PROBLEM REQUIREMENTS -
Reproduce all of the material exactly as shown.

TASK DATA -
╔══

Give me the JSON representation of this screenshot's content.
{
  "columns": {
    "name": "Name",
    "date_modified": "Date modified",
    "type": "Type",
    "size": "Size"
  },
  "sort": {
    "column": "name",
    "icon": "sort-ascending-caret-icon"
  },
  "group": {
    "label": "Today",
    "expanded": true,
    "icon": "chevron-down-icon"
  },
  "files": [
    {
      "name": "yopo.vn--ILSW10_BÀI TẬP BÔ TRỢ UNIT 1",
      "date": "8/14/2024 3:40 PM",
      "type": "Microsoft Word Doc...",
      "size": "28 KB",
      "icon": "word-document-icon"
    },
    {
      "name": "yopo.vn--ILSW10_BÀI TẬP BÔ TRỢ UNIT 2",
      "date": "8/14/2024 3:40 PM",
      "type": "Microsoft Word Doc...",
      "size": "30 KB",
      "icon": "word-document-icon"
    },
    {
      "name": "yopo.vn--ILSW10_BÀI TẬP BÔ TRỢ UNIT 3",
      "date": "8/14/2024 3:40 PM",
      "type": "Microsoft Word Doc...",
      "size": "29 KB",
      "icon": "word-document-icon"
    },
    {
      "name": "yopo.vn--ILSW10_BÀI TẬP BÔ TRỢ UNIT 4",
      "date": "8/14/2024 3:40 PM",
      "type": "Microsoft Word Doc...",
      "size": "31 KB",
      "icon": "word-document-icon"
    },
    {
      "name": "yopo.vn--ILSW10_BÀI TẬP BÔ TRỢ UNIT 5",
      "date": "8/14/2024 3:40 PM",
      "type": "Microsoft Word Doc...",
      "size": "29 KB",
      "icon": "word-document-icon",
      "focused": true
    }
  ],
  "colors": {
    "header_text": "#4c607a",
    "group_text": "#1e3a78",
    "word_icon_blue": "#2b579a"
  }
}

╚══

SOLVED EXERCISE -
Give me the JSON representation of this screenshot's content.
{
  "columns": {
    "name": "Name",
    "date_modified": "Date modified",
    "type": "Type",
    "size": "Size"
  },
  "sort": {
    "column": "name",
    "icon": "sort-ascending-caret-icon"
  },
  "group": {
    "label": "Today",
    "expanded": true,
    "icon": "chevron-down-icon"
  },
  "files": [
    {
      "name": "yopo.vn--ILSW10_BÀI TẬP BÔ TRỢ UNIT 1",
      "date": "8/14/2024 3:40 PM",
      "type": "Microsoft Word Doc...",
      "size": "28 KB",
      "icon": "word-document-icon"
    },
    {
      "name": "yopo.vn--ILSW10_BÀI TẬP BÔ TRỢ UNIT 2",
      "date": "8/14/2024 3:40 PM",
      "type": "Microsoft Word Doc...",
      "size": "30 KB",
      "icon": "word-document-icon"
    },
    {
      "name": "yopo.vn--ILSW10_BÀI TẬP BÔ TRỢ UNIT 3",
      "date": "8/14/2024 3:40 PM",
      "type": "Microsoft Word Doc...",
      "size": "29 KB",
      "icon": "word-document-icon"
    },
    {
      "name": "yopo.vn--ILSW10_BÀI TẬP BÔ TRỢ UNIT 4",
      "date": "8/14/2024 3:40 PM",
      "type": "Microsoft Word Doc...",
      "size": "31 KB",
      "icon": "word-document-icon"
    },
    {
      "name": "yopo.vn--ILSW10_BÀI TẬP BÔ TRỢ UNIT 5",
      "date": "8/14/2024 3:40 PM",
      "type": "Microsoft Word Doc...",
      "size": "29 KB",
      "icon": "word-document-icon",
      "focused": true
    }
  ],
  "colors": {
    "header_text": "#4c607a",
    "group_text": "#1e3a78",
    "word_icon_blue": "#2b579a"
  }
}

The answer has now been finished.